[Instructions for the task]: Collect all lines containing the word "header" from the data.

[BEGIN Material]

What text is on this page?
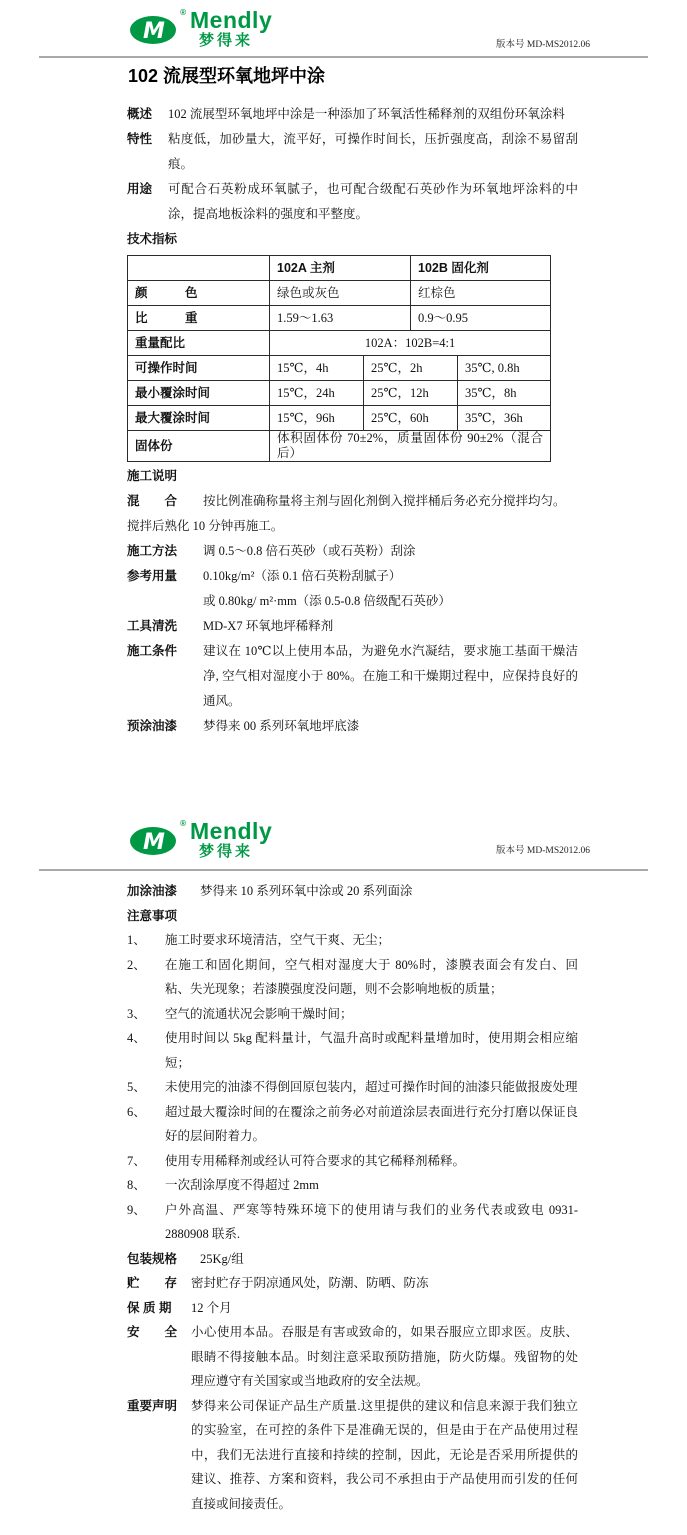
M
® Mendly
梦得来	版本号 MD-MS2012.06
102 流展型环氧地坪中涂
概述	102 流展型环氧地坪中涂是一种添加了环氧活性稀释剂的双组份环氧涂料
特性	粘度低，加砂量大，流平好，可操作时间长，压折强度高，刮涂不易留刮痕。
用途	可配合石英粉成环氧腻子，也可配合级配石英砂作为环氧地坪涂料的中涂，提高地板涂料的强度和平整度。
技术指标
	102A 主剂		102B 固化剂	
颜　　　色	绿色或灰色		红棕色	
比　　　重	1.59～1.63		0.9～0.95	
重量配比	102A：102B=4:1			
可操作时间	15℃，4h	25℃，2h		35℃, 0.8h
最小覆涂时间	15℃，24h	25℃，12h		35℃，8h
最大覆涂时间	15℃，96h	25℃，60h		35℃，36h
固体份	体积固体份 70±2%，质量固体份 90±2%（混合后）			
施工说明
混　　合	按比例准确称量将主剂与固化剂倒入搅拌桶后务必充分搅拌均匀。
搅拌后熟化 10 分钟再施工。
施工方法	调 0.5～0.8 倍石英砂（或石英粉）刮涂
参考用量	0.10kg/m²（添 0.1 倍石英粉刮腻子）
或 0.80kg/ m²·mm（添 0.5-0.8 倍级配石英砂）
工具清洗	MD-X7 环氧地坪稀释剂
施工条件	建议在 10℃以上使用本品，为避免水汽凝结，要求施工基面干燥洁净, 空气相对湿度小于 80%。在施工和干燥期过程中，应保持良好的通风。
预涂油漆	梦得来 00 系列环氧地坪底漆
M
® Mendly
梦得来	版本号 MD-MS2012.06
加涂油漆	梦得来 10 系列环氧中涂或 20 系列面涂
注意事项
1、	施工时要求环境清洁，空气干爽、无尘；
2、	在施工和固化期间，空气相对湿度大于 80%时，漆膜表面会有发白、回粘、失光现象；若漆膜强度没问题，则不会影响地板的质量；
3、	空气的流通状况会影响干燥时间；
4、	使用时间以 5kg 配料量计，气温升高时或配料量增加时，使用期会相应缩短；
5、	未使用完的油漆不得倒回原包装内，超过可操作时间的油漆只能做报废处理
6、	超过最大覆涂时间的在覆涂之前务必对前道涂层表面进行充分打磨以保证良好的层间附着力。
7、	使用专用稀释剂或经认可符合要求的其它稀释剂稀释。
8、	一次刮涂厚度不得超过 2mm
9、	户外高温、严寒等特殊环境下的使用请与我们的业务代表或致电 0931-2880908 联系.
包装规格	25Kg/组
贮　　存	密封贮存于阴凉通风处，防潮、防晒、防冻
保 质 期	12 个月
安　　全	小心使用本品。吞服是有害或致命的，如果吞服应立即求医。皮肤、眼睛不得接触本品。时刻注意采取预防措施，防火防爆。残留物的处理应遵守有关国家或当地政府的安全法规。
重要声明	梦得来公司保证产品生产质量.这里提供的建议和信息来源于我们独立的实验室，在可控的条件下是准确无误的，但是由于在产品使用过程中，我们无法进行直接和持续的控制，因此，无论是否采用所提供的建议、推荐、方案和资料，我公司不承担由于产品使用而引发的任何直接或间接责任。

[END Material]
[BEGIN Material]

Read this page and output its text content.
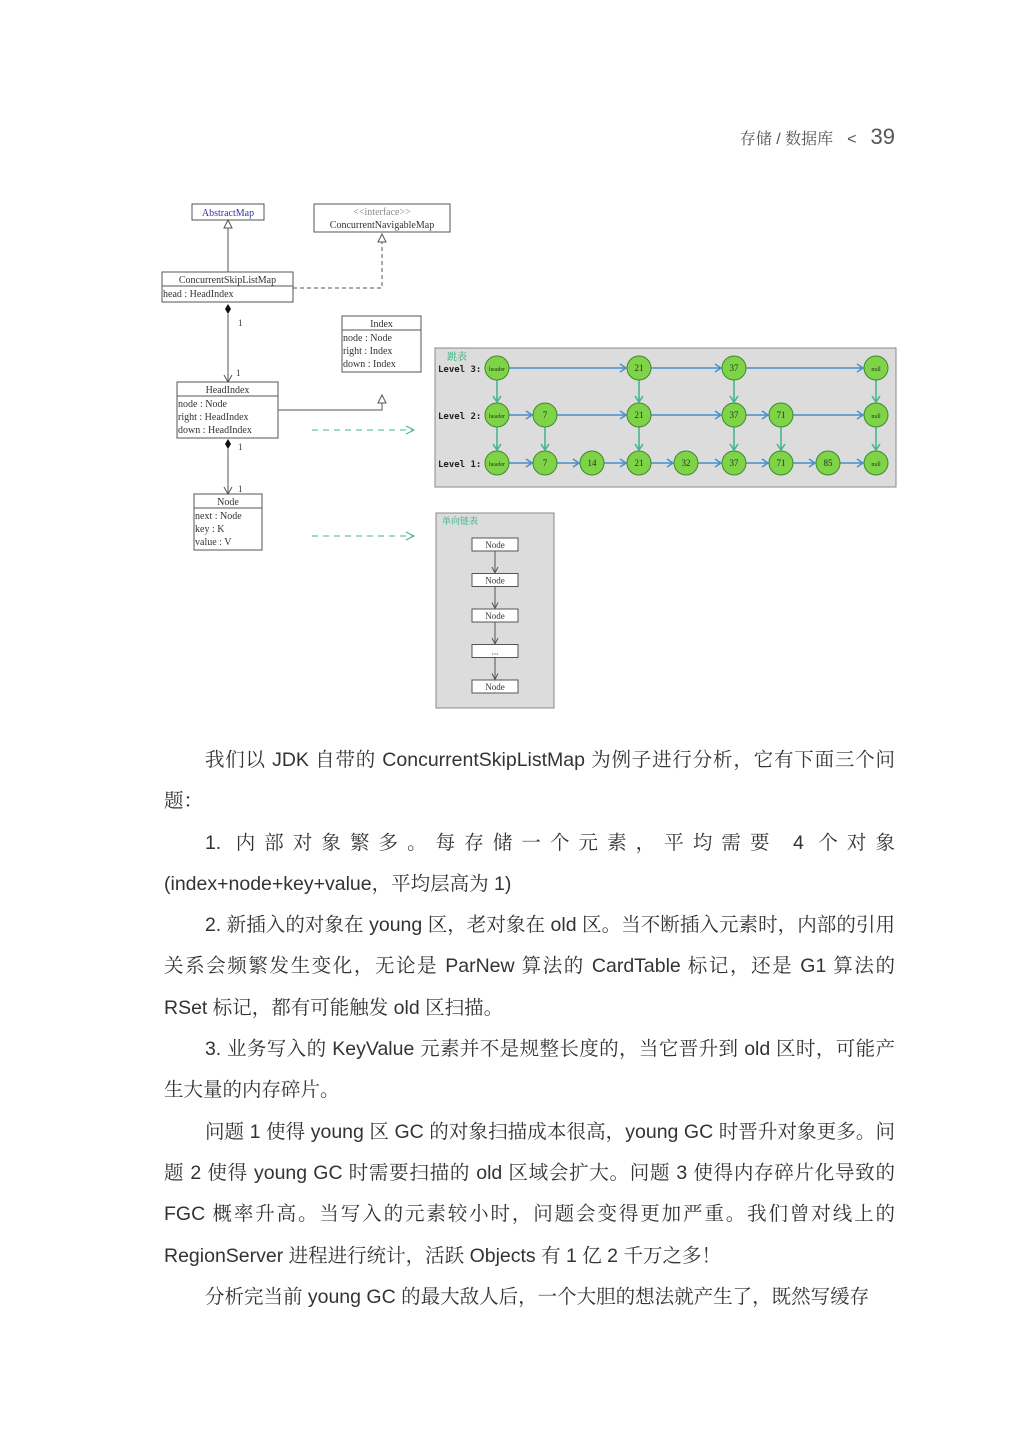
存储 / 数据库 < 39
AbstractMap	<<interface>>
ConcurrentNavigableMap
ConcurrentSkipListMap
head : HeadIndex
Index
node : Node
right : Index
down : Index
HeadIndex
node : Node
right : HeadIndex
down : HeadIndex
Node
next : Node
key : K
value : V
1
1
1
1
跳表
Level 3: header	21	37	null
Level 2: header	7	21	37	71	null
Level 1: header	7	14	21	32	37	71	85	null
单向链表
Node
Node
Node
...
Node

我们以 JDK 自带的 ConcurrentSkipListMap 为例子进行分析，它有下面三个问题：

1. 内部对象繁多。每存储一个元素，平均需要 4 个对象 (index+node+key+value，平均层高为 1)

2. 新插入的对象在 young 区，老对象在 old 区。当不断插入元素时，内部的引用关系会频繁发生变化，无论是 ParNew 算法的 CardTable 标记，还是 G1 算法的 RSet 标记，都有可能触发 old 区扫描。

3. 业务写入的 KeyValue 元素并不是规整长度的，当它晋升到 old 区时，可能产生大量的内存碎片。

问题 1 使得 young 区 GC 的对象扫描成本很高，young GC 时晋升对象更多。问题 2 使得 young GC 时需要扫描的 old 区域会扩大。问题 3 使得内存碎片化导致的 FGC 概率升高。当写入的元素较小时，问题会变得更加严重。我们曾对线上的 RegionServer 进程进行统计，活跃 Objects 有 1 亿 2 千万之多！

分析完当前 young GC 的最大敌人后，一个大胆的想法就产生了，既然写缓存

[END Material]

[Response]:
Level 3: header	21	37	null
Level 2: header	7	21	37	71	null
Level 1: header	7	14	21	32	37	71	85	null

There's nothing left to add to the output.